══ TEXT SHOWN ══

The quality of teaching is outstanding
  • Teaching is inspirational because it grips pupils’ attention. For example, for pupils in Year 6,
    teachers set up an air-raid shelter to give them the experience of life during the Second World
    War. Excellent descriptions of how fearful this was were given by the teachers. Coupled with
    interviewing older people in the community, this enabled pupils to develop their empathy for the
    period and fuelled them with desire to write.
Inspection report: Hempstalls Primary School, 29–30 November 2012 5 of 9
  • Teachers have high expectations of all pupils. They regularly check on understanding in lessons
    and offer more support to those pupils who need it. Homework is linked effectively to what
    pupils learn in lessons. Parents say that their children cannot wait to start their homework when
    they get home from school.
  • Teachers have very strong subject knowledge and use on-going assessment very effectively to
    plan for the next day. They make excellent links between subjects. Support staff contribute very
    well to learning. Marking is regular and thorough, and pupils are very clear about the next steps
    they need to take to move their learning on. Questioning is used skilfully to deepen pupils’
    understanding by asking pupils to explain what they have learnt and to extend their thinking.
  • Classroom displays celebrate pupils’ successes while stimulating interest and discussion. Pupils
    say that their teachers are ‘fabulous’ and help them ‘in every way they can’.
  • Pupils are given time to reflect on their learning. This makes a very valuable contribution to
    pupils’ spiritual, moral, social and cultural development. In Year 4, pupils reflected upon the
    sanctity of tree life according to Native American Indian culture. This left a marked impression
    on pupils, so much so that the headteacher was questioned as to why the school had a real
    Christmas tree rather than an artificial one.
  • Teachers have excellent relationships with pupils. Pupils feel valued and are not afraid to ask for
    help when they need it.
The behaviour and safety of pupils are outstanding
  • Behaviour in and around the school is outstanding. Pupils are exceptionally polite, courteous and
    well behaved.
  • Pupils are adamant that there is no bullying and the school behaviour log confirms this. Pupils
    are aware of different types of bullying, including cyber-bullying, and understand that bullying in
    any form is unacceptable. Staff model excellent relationships and, in lessons, pupils are taught
    how to work effectively in groups. The school is a very harmonious community where all faiths
    and cultures are valued.
  • Pupils say that they feel very safe in school because there is always someone to help them.
    Parents say that the school has been instrumental in teaching dignity and self-respect. Pupils
    who have had managed moves from other schools quickly adapt to the school’s own code of
    conduct. They say that the school deals effectively with any problems and that the school is a
    safe place for learning.
  • Pupils love school and attendance is above average. The school has strong systems to ensure
    that pupils come to school on time, and breakfast club has enabled working parents to get to
    work knowing that their children are safe and very well cared for.
  • Pupils who have difficulty behaving quickly learn how to take time out and reflect upon the
    impact of their actions on others. The school does everything it can to accommodate pupils’
    needs. Very clear expectations of behaviour are set out through class charters so that pupils are
    very clear as what constitutes unacceptable behaviour.
Inspection report: Hempstalls Primary School, 29–30 November 2012 6 of 9
The leadership and management are outstanding
  • The headteacher has successfully improved teaching and learning through rigorous monitoring,
    well-focused professional development and performance management. Senior leaders report on
    progress in their areas of responsibility to the governors.

═══

- _REQUIREMENT A_:
Answer these questions about the inspection report:
(i) What did teachers set up for pupils in Year 6?
(ii) What did pupils in Year 4 reflect upon?
(iii) What has breakfast club enabled working parents to do?
The inspection report and the entries that follow have no connection to each other.

══ SUPPLIED RECORDS ══

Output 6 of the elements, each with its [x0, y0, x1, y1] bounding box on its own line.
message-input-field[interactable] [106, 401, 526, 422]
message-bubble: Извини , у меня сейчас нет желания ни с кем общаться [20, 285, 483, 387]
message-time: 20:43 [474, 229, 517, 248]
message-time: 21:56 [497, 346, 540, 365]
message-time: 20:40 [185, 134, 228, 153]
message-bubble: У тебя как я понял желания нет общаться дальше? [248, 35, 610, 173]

═══
══ SUPPLIED RECORDS ══

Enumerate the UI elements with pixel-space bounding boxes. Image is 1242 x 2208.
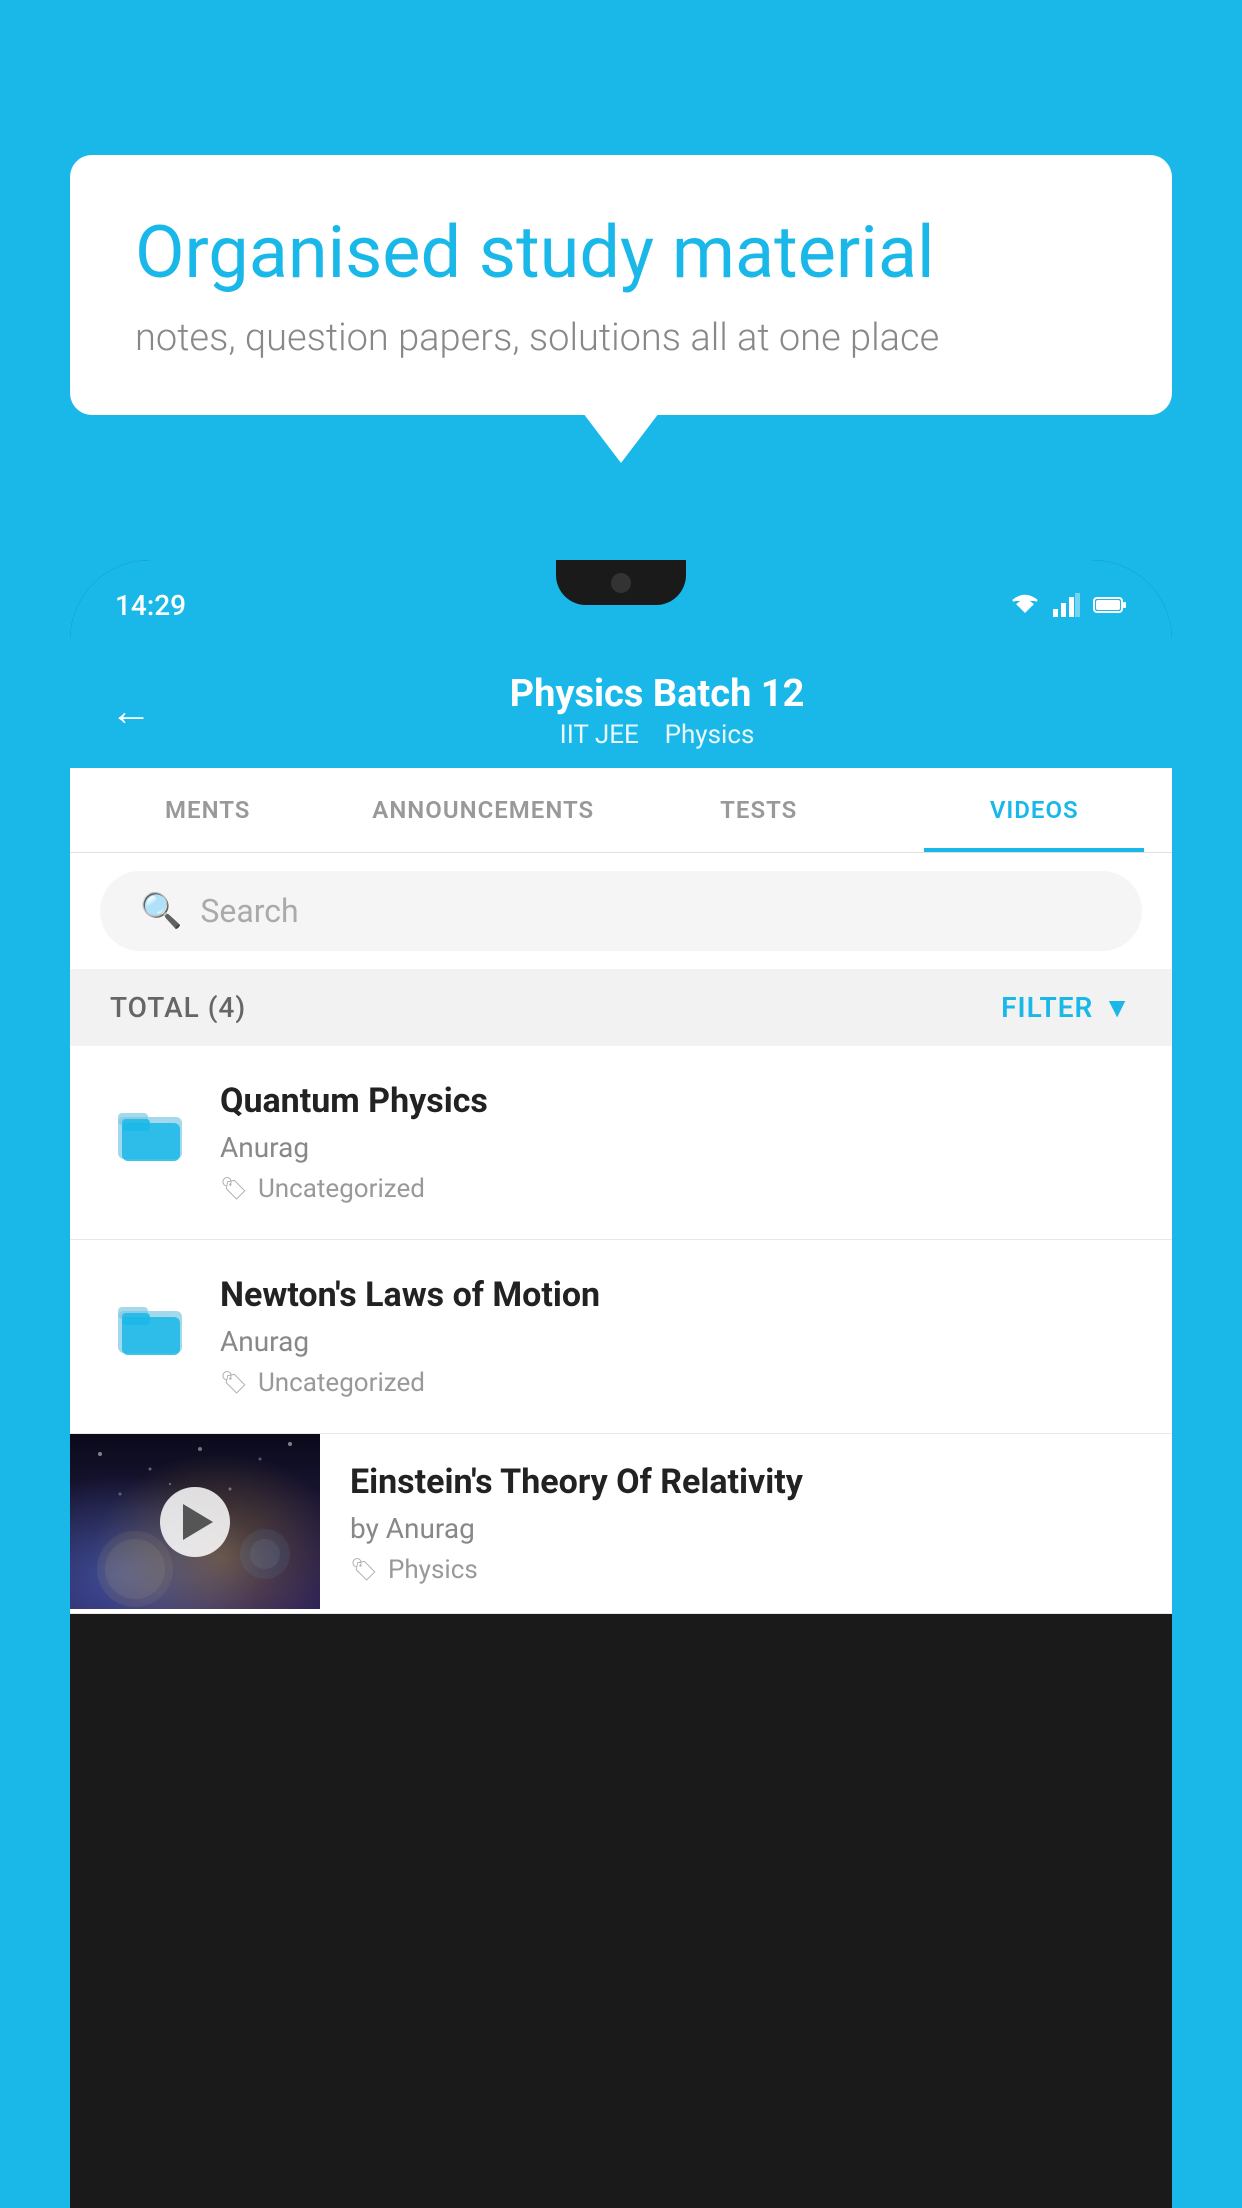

═══

- _REQUIREMENT B_: In the entries, reproduce the part that opens with the line containing "Output 6 of" and closes with the line containing "message-bubble: У тебя", substituting "bounding rectangle" for "bounding box" and leaving all else unchanged.

- _TASK OUTPUT A_:
(i) An air-raid shelter, to give them the experience of life during the Second World War.
(ii) The sanctity of tree life according to Native American Indian culture.
(iii) To get to work knowing that their children are safe and very well cared for.

- _TASK OUTPUT B_:
Output 6 of the elements, each with its [x0, y0, x1, y1] bounding rectangle on its own line.
message-input-field[interactable] [106, 401, 526, 422]
message-bubble: Извини , у меня сейчас нет желания ни с кем общаться [20, 285, 483, 387]
message-time: 20:43 [474, 229, 517, 248]
message-time: 21:56 [497, 346, 540, 365]
message-time: 20:40 [185, 134, 228, 153]
message-bubble: У тебя как я понял желания нет общаться дальше? [248, 35, 610, 173]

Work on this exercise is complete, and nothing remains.